--- start of ENTRIES ---
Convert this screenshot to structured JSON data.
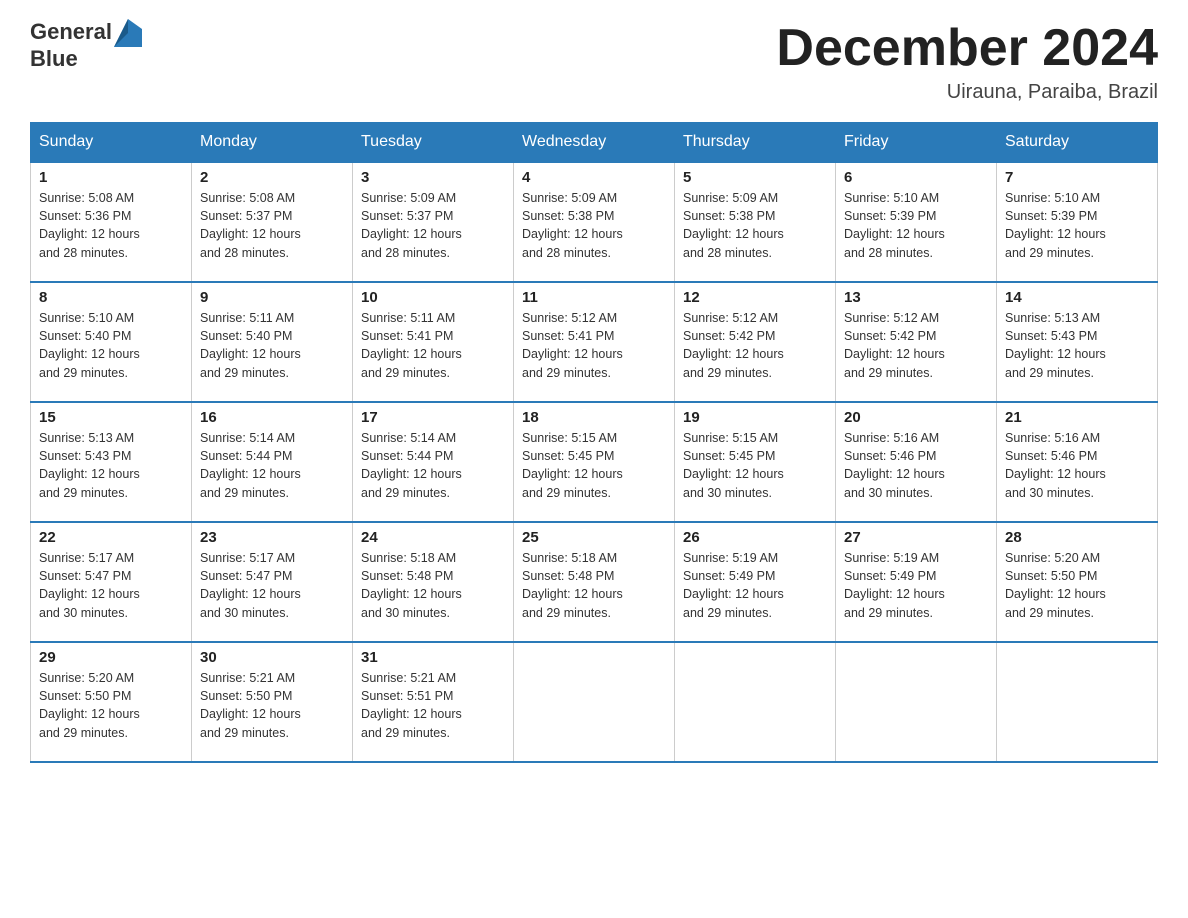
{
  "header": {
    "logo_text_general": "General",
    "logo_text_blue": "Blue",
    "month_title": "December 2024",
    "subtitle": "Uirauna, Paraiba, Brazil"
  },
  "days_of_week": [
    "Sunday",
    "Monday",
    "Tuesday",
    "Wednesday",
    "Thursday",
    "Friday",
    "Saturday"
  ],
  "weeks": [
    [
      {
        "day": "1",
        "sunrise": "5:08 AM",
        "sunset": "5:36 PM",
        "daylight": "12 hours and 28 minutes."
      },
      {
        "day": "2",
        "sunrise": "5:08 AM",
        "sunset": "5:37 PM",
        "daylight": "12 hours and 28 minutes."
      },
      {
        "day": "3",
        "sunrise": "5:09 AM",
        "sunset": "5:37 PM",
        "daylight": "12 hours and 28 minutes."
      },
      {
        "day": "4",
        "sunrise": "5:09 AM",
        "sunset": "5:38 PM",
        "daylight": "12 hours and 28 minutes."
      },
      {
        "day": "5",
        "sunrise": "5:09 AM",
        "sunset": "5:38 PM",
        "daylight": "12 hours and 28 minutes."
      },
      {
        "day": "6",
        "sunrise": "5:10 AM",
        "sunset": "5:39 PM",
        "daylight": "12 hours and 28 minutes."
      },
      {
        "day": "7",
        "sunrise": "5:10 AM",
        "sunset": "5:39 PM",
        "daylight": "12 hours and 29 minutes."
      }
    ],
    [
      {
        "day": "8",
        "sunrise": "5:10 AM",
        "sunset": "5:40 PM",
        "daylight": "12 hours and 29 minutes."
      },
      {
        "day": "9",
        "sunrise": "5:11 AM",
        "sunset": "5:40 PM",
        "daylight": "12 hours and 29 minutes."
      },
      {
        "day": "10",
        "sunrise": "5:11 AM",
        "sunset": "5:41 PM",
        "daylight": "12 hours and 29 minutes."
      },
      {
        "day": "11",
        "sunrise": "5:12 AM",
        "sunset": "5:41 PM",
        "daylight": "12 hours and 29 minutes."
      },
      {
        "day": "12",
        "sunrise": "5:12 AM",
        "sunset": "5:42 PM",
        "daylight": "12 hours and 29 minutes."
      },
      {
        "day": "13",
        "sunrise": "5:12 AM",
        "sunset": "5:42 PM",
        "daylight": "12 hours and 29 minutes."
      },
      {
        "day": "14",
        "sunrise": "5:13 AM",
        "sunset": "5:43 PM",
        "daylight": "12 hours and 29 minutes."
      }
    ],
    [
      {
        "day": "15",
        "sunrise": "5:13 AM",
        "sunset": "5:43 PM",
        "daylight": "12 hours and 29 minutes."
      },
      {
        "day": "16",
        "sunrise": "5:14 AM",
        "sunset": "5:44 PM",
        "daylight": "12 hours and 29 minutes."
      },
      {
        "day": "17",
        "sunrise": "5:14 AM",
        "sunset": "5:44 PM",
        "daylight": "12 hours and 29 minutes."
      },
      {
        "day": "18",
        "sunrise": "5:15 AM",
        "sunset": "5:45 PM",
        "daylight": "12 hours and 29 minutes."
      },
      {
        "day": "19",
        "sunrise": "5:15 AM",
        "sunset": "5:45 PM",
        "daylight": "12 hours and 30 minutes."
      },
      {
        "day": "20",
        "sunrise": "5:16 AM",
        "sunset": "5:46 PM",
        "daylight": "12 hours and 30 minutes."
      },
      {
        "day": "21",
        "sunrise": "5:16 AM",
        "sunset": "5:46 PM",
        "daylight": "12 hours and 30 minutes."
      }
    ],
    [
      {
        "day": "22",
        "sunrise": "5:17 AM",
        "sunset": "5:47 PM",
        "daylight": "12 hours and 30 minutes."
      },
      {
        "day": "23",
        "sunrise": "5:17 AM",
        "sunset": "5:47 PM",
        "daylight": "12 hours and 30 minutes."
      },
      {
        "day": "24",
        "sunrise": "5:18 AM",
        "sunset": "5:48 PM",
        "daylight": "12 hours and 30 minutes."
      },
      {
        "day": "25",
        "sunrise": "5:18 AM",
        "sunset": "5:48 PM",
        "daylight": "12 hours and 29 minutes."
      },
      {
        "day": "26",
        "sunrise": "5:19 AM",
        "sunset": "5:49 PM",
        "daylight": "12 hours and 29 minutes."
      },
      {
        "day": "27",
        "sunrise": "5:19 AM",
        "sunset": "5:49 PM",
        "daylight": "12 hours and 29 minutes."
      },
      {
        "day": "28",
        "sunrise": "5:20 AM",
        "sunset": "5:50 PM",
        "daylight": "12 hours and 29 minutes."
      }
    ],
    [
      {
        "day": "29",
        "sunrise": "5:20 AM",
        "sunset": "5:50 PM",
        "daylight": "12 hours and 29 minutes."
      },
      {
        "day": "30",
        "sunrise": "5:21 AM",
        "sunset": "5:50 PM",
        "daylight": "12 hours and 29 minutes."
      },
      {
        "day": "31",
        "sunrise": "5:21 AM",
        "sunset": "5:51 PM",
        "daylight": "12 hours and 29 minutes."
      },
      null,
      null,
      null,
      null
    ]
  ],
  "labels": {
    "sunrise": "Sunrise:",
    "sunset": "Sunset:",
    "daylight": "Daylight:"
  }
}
--- end of ENTRIES ---
- [WORK INSTRUCTIONS]: Repeat the lines above exactly, and keep every picture out.

- [FULL OUTPUT]:
Convert this screenshot to structured JSON data.
{
  "header": {
    "logo_text_general": "General",
    "logo_text_blue": "Blue",
    "month_title": "December 2024",
    "subtitle": "Uirauna, Paraiba, Brazil"
  },
  "days_of_week": [
    "Sunday",
    "Monday",
    "Tuesday",
    "Wednesday",
    "Thursday",
    "Friday",
    "Saturday"
  ],
  "weeks": [
    [
      {
        "day": "1",
        "sunrise": "5:08 AM",
        "sunset": "5:36 PM",
        "daylight": "12 hours and 28 minutes."
      },
      {
        "day": "2",
        "sunrise": "5:08 AM",
        "sunset": "5:37 PM",
        "daylight": "12 hours and 28 minutes."
      },
      {
        "day": "3",
        "sunrise": "5:09 AM",
        "sunset": "5:37 PM",
        "daylight": "12 hours and 28 minutes."
      },
      {
        "day": "4",
        "sunrise": "5:09 AM",
        "sunset": "5:38 PM",
        "daylight": "12 hours and 28 minutes."
      },
      {
        "day": "5",
        "sunrise": "5:09 AM",
        "sunset": "5:38 PM",
        "daylight": "12 hours and 28 minutes."
      },
      {
        "day": "6",
        "sunrise": "5:10 AM",
        "sunset": "5:39 PM",
        "daylight": "12 hours and 28 minutes."
      },
      {
        "day": "7",
        "sunrise": "5:10 AM",
        "sunset": "5:39 PM",
        "daylight": "12 hours and 29 minutes."
      }
    ],
    [
      {
        "day": "8",
        "sunrise": "5:10 AM",
        "sunset": "5:40 PM",
        "daylight": "12 hours and 29 minutes."
      },
      {
        "day": "9",
        "sunrise": "5:11 AM",
        "sunset": "5:40 PM",
        "daylight": "12 hours and 29 minutes."
      },
      {
        "day": "10",
        "sunrise": "5:11 AM",
        "sunset": "5:41 PM",
        "daylight": "12 hours and 29 minutes."
      },
      {
        "day": "11",
        "sunrise": "5:12 AM",
        "sunset": "5:41 PM",
        "daylight": "12 hours and 29 minutes."
      },
      {
        "day": "12",
        "sunrise": "5:12 AM",
        "sunset": "5:42 PM",
        "daylight": "12 hours and 29 minutes."
      },
      {
        "day": "13",
        "sunrise": "5:12 AM",
        "sunset": "5:42 PM",
        "daylight": "12 hours and 29 minutes."
      },
      {
        "day": "14",
        "sunrise": "5:13 AM",
        "sunset": "5:43 PM",
        "daylight": "12 hours and 29 minutes."
      }
    ],
    [
      {
        "day": "15",
        "sunrise": "5:13 AM",
        "sunset": "5:43 PM",
        "daylight": "12 hours and 29 minutes."
      },
      {
        "day": "16",
        "sunrise": "5:14 AM",
        "sunset": "5:44 PM",
        "daylight": "12 hours and 29 minutes."
      },
      {
        "day": "17",
        "sunrise": "5:14 AM",
        "sunset": "5:44 PM",
        "daylight": "12 hours and 29 minutes."
      },
      {
        "day": "18",
        "sunrise": "5:15 AM",
        "sunset": "5:45 PM",
        "daylight": "12 hours and 29 minutes."
      },
      {
        "day": "19",
        "sunrise": "5:15 AM",
        "sunset": "5:45 PM",
        "daylight": "12 hours and 30 minutes."
      },
      {
        "day": "20",
        "sunrise": "5:16 AM",
        "sunset": "5:46 PM",
        "daylight": "12 hours and 30 minutes."
      },
      {
        "day": "21",
        "sunrise": "5:16 AM",
        "sunset": "5:46 PM",
        "daylight": "12 hours and 30 minutes."
      }
    ],
    [
      {
        "day": "22",
        "sunrise": "5:17 AM",
        "sunset": "5:47 PM",
        "daylight": "12 hours and 30 minutes."
      },
      {
        "day": "23",
        "sunrise": "5:17 AM",
        "sunset": "5:47 PM",
        "daylight": "12 hours and 30 minutes."
      },
      {
        "day": "24",
        "sunrise": "5:18 AM",
        "sunset": "5:48 PM",
        "daylight": "12 hours and 30 minutes."
      },
      {
        "day": "25",
        "sunrise": "5:18 AM",
        "sunset": "5:48 PM",
        "daylight": "12 hours and 29 minutes."
      },
      {
        "day": "26",
        "sunrise": "5:19 AM",
        "sunset": "5:49 PM",
        "daylight": "12 hours and 29 minutes."
      },
      {
        "day": "27",
        "sunrise": "5:19 AM",
        "sunset": "5:49 PM",
        "daylight": "12 hours and 29 minutes."
      },
      {
        "day": "28",
        "sunrise": "5:20 AM",
        "sunset": "5:50 PM",
        "daylight": "12 hours and 29 minutes."
      }
    ],
    [
      {
        "day": "29",
        "sunrise": "5:20 AM",
        "sunset": "5:50 PM",
        "daylight": "12 hours and 29 minutes."
      },
      {
        "day": "30",
        "sunrise": "5:21 AM",
        "sunset": "5:50 PM",
        "daylight": "12 hours and 29 minutes."
      },
      {
        "day": "31",
        "sunrise": "5:21 AM",
        "sunset": "5:51 PM",
        "daylight": "12 hours and 29 minutes."
      },
      null,
      null,
      null,
      null
    ]
  ],
  "labels": {
    "sunrise": "Sunrise:",
    "sunset": "Sunset:",
    "daylight": "Daylight:"
  }
}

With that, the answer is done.